— start of AVAILABLE RECORDS —
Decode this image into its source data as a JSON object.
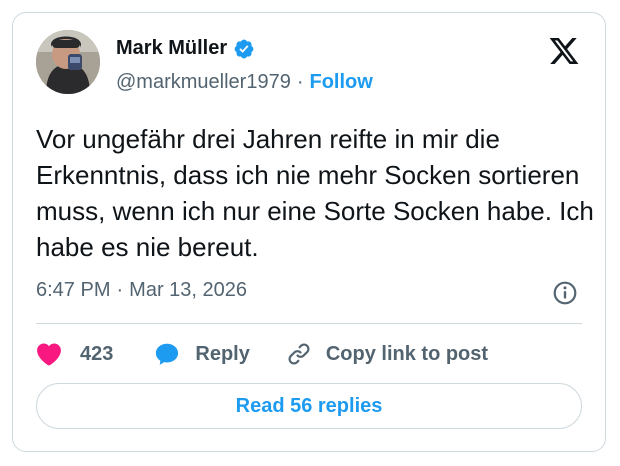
{
  "author": {
    "name": "Mark Müller",
    "handle": "@markmueller1979",
    "separator": "·",
    "follow_label": "Follow",
    "avatar_icon": "person-drinking-avatar"
  },
  "tweet": {
    "text": "Vor ungefähr drei Jahren reifte in mir die Erkenntnis, dass ich nie mehr Socken sortieren muss, wenn ich nur eine Sorte Socken habe. Ich habe es nie bereut.",
    "time": "6:47 PM",
    "separator": "·",
    "date": "Mar 13, 2026"
  },
  "actions": {
    "like_count": "423",
    "reply_label": "Reply",
    "copy_label": "Copy link to post"
  },
  "read_replies_label": "Read 56 replies",
  "icons": {
    "verified": "verified-badge-icon",
    "logo": "x-logo-icon",
    "info": "info-icon",
    "like": "heart-icon",
    "reply": "speech-bubble-icon",
    "copy": "link-icon"
  },
  "colors": {
    "accent": "#1d9bf0",
    "heart": "#f91880",
    "text": "#0f1419",
    "muted": "#536471",
    "border": "#cfd9de"
  }
}
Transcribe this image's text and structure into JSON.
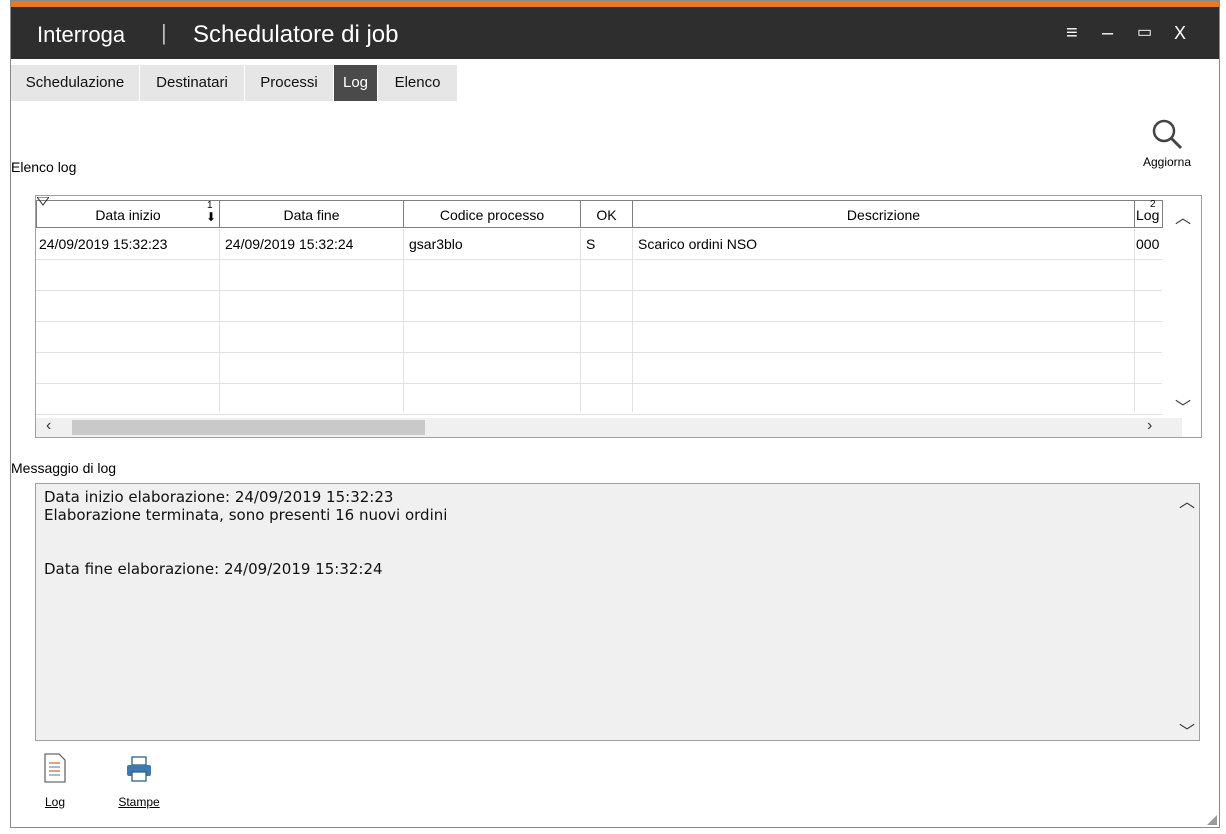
{
  "window": {
    "title_left": "Interroga",
    "title_sep": "|",
    "title_right": "Schedulatore di job",
    "controls": {
      "menu": "≡",
      "minimize": "–",
      "maximize": "▭",
      "close": "X"
    },
    "accent_color": "#ea7a1f"
  },
  "tabs": [
    {
      "label": "Schedulazione"
    },
    {
      "label": "Destinatari"
    },
    {
      "label": "Processi"
    },
    {
      "label": "Log",
      "active": true
    },
    {
      "label": "Elenco"
    }
  ],
  "toolbar": {
    "refresh_label": "Aggiorna",
    "refresh_icon": "search-icon"
  },
  "log_list": {
    "label": "Elenco log",
    "columns": [
      "Data inizio",
      "Data fine",
      "Codice processo",
      "OK",
      "Descrizione",
      "Log"
    ],
    "sort_markers": {
      "col0": "1",
      "col5": "2"
    },
    "rows": [
      [
        "24/09/2019 15:32:23",
        "24/09/2019 15:32:24",
        "gsar3blo",
        "S",
        "Scarico ordini NSO",
        "000"
      ]
    ]
  },
  "message": {
    "label": "Messaggio di log",
    "lines": [
      "Data inizio elaborazione: 24/09/2019 15:32:23",
      "Elaborazione terminata, sono presenti 16 nuovi ordini",
      "",
      "Data fine elaborazione: 24/09/2019 15:32:24"
    ]
  },
  "bottom_toolbar": [
    {
      "label": "Log",
      "icon": "document-icon"
    },
    {
      "label": "Stampe",
      "icon": "printer-icon"
    }
  ]
}
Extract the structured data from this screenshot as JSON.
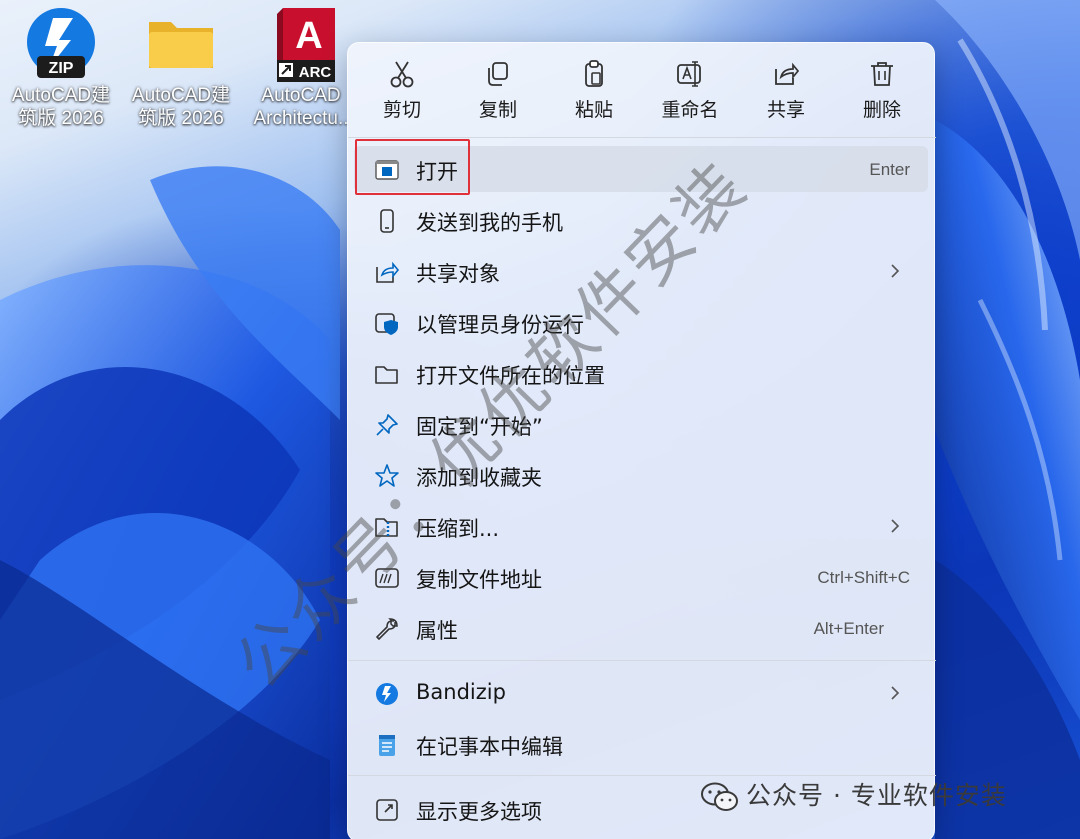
{
  "desktop": {
    "icons": [
      {
        "label": "AutoCAD建\n筑版 2026",
        "badge": "ZIP",
        "icon": "bandizip-zip-icon"
      },
      {
        "label": "AutoCAD建\n筑版 2026",
        "icon": "folder-icon"
      },
      {
        "label": "AutoCAD\nArchitectu..",
        "letter": "A",
        "badge": "ARC",
        "icon": "autocad-architecture-icon"
      }
    ]
  },
  "context_menu": {
    "toolbar": [
      {
        "label": "剪切",
        "icon": "cut-icon"
      },
      {
        "label": "复制",
        "icon": "copy-icon"
      },
      {
        "label": "粘贴",
        "icon": "paste-icon"
      },
      {
        "label": "重命名",
        "icon": "rename-icon"
      },
      {
        "label": "共享",
        "icon": "share-icon"
      },
      {
        "label": "删除",
        "icon": "delete-icon"
      }
    ],
    "items": [
      {
        "label": "打开",
        "shortcut": "Enter",
        "icon": "open-app-icon",
        "highlighted": true
      },
      {
        "label": "发送到我的手机",
        "icon": "phone-icon"
      },
      {
        "label": "共享对象",
        "icon": "share-icon",
        "submenu": true
      },
      {
        "label": "以管理员身份运行",
        "icon": "admin-shield-icon"
      },
      {
        "label": "打开文件所在的位置",
        "icon": "folder-open-icon"
      },
      {
        "label": "固定到“开始”",
        "icon": "pin-icon"
      },
      {
        "label": "添加到收藏夹",
        "icon": "star-icon"
      },
      {
        "label": "压缩到...",
        "icon": "zip-folder-icon",
        "submenu": true
      },
      {
        "label": "复制文件地址",
        "shortcut": "Ctrl+Shift+C",
        "icon": "copy-path-icon"
      },
      {
        "label": "属性",
        "shortcut": "Alt+Enter",
        "icon": "wrench-icon"
      },
      {
        "label": "Bandizip",
        "icon": "bandizip-icon",
        "submenu": true
      },
      {
        "label": "在记事本中编辑",
        "icon": "notepad-icon"
      },
      {
        "label": "显示更多选项",
        "icon": "more-options-icon"
      }
    ]
  },
  "watermark": {
    "diagonal": "公众号：优优软件安装",
    "bottom": "公众号 · 专业软件安装"
  },
  "colors": {
    "highlight_box": "#e0303a",
    "accent_blue": "#0067c0"
  }
}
— end of AVAILABLE RECORDS —
## YOUR TASK
Reproduce the data above in full, exactly as it is, with the pictures left out.

## FINISHED TASK
Decode this image into its source data as a JSON object.
{
  "author": {
    "name": "Mark Müller",
    "handle": "@markmueller1979",
    "separator": "·",
    "follow_label": "Follow",
    "avatar_icon": "person-drinking-avatar"
  },
  "tweet": {
    "text": "Vor ungefähr drei Jahren reifte in mir die Erkenntnis, dass ich nie mehr Socken sortieren muss, wenn ich nur eine Sorte Socken habe. Ich habe es nie bereut.",
    "time": "6:47 PM",
    "separator": "·",
    "date": "Mar 13, 2026"
  },
  "actions": {
    "like_count": "423",
    "reply_label": "Reply",
    "copy_label": "Copy link to post"
  },
  "read_replies_label": "Read 56 replies",
  "icons": {
    "verified": "verified-badge-icon",
    "logo": "x-logo-icon",
    "info": "info-icon",
    "like": "heart-icon",
    "reply": "speech-bubble-icon",
    "copy": "link-icon"
  },
  "colors": {
    "accent": "#1d9bf0",
    "heart": "#f91880",
    "text": "#0f1419",
    "muted": "#536471",
    "border": "#cfd9de"
  }
}
Transcribe this image's text and structure into JSON.
{
  "window": {
    "title_left": "Interroga",
    "title_sep": "|",
    "title_right": "Schedulatore di job",
    "controls": {
      "menu": "≡",
      "minimize": "–",
      "maximize": "▭",
      "close": "X"
    },
    "accent_color": "#ea7a1f"
  },
  "tabs": [
    {
      "label": "Schedulazione"
    },
    {
      "label": "Destinatari"
    },
    {
      "label": "Processi"
    },
    {
      "label": "Log",
      "active": true
    },
    {
      "label": "Elenco"
    }
  ],
  "toolbar": {
    "refresh_label": "Aggiorna",
    "refresh_icon": "search-icon"
  },
  "log_list": {
    "label": "Elenco log",
    "columns": [
      "Data inizio",
      "Data fine",
      "Codice processo",
      "OK",
      "Descrizione",
      "Log"
    ],
    "sort_markers": {
      "col0": "1",
      "col5": "2"
    },
    "rows": [
      [
        "24/09/2019 15:32:23",
        "24/09/2019 15:32:24",
        "gsar3blo",
        "S",
        "Scarico ordini NSO",
        "000"
      ]
    ]
  },
  "message": {
    "label": "Messaggio di log",
    "lines": [
      "Data inizio elaborazione: 24/09/2019 15:32:23",
      "Elaborazione terminata, sono presenti 16 nuovi ordini",
      "",
      "Data fine elaborazione: 24/09/2019 15:32:24"
    ]
  },
  "bottom_toolbar": [
    {
      "label": "Log",
      "icon": "document-icon"
    },
    {
      "label": "Stampe",
      "icon": "printer-icon"
    }
  ]
}
Extract the structured data from this screenshot as JSON.
{
  "desktop": {
    "icons": [
      {
        "label": "AutoCAD建\n筑版 2026",
        "badge": "ZIP",
        "icon": "bandizip-zip-icon"
      },
      {
        "label": "AutoCAD建\n筑版 2026",
        "icon": "folder-icon"
      },
      {
        "label": "AutoCAD\nArchitectu..",
        "letter": "A",
        "badge": "ARC",
        "icon": "autocad-architecture-icon"
      }
    ]
  },
  "context_menu": {
    "toolbar": [
      {
        "label": "剪切",
        "icon": "cut-icon"
      },
      {
        "label": "复制",
        "icon": "copy-icon"
      },
      {
        "label": "粘贴",
        "icon": "paste-icon"
      },
      {
        "label": "重命名",
        "icon": "rename-icon"
      },
      {
        "label": "共享",
        "icon": "share-icon"
      },
      {
        "label": "删除",
        "icon": "delete-icon"
      }
    ],
    "items": [
      {
        "label": "打开",
        "shortcut": "Enter",
        "icon": "open-app-icon",
        "highlighted": true
      },
      {
        "label": "发送到我的手机",
        "icon": "phone-icon"
      },
      {
        "label": "共享对象",
        "icon": "share-icon",
        "submenu": true
      },
      {
        "label": "以管理员身份运行",
        "icon": "admin-shield-icon"
      },
      {
        "label": "打开文件所在的位置",
        "icon": "folder-open-icon"
      },
      {
        "label": "固定到“开始”",
        "icon": "pin-icon"
      },
      {
        "label": "添加到收藏夹",
        "icon": "star-icon"
      },
      {
        "label": "压缩到...",
        "icon": "zip-folder-icon",
        "submenu": true
      },
      {
        "label": "复制文件地址",
        "shortcut": "Ctrl+Shift+C",
        "icon": "copy-path-icon"
      },
      {
        "label": "属性",
        "shortcut": "Alt+Enter",
        "icon": "wrench-icon"
      },
      {
        "label": "Bandizip",
        "icon": "bandizip-icon",
        "submenu": true
      },
      {
        "label": "在记事本中编辑",
        "icon": "notepad-icon"
      },
      {
        "label": "显示更多选项",
        "icon": "more-options-icon"
      }
    ]
  },
  "watermark": {
    "diagonal": "公众号：优优软件安装",
    "bottom": "公众号 · 专业软件安装"
  },
  "colors": {
    "highlight_box": "#e0303a",
    "accent_blue": "#0067c0"
  }
}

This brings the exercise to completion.